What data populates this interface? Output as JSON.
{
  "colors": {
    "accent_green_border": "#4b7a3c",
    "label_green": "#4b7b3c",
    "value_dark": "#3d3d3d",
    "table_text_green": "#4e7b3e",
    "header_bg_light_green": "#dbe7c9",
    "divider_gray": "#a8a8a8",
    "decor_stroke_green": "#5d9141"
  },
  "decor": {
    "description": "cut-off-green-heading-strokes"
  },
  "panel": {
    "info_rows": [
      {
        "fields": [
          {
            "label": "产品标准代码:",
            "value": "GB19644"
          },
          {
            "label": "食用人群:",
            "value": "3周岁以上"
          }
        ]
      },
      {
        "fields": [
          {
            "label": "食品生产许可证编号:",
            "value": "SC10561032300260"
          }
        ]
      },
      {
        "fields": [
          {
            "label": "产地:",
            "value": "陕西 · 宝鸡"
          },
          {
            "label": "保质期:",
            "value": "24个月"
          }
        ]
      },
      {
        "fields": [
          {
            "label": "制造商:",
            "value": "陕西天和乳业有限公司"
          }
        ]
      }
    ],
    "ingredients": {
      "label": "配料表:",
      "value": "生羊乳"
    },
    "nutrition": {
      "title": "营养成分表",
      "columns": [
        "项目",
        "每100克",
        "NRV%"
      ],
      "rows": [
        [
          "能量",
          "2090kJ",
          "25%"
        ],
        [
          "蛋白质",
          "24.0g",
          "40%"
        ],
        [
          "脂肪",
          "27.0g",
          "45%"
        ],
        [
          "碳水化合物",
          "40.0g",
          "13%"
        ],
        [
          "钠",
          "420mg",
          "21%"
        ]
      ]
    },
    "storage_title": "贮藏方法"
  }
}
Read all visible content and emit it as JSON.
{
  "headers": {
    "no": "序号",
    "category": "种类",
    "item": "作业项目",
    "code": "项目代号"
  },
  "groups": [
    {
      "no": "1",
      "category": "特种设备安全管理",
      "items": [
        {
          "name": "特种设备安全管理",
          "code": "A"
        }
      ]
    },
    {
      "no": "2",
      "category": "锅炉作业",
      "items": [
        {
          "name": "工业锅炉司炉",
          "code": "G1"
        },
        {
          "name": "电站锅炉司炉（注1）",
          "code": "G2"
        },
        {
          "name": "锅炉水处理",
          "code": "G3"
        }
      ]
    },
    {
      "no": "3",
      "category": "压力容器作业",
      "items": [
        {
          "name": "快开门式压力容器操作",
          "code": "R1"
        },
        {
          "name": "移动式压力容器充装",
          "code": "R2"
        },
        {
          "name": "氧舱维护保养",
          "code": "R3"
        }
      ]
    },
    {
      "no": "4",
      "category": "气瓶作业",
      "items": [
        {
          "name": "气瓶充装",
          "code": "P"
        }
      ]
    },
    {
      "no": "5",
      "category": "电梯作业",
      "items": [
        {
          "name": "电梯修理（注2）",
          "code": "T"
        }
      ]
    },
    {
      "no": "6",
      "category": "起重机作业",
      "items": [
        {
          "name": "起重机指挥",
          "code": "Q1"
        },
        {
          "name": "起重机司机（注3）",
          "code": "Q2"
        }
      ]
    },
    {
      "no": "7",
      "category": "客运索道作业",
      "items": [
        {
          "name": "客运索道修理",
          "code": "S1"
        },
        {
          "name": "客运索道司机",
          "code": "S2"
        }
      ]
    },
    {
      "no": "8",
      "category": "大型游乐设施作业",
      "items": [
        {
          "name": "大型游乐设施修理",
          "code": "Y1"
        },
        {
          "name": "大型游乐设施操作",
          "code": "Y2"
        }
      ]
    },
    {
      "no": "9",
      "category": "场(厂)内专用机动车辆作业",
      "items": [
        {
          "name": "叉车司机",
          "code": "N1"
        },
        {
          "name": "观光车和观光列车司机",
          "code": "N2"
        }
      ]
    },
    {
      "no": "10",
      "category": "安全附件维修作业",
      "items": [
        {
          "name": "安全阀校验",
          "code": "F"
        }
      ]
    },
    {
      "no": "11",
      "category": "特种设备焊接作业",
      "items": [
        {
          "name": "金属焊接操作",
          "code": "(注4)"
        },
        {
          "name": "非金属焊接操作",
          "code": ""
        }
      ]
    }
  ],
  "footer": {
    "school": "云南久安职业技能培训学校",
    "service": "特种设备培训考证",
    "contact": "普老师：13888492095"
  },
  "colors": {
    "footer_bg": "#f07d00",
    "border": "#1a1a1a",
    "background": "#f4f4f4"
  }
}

▬▬▬▬▬▬▬▬▬▬

Problem to solve.
Report how many lines in the entries hold the string "JSON". Nothing but the number is wanted.

Solution to this task.
2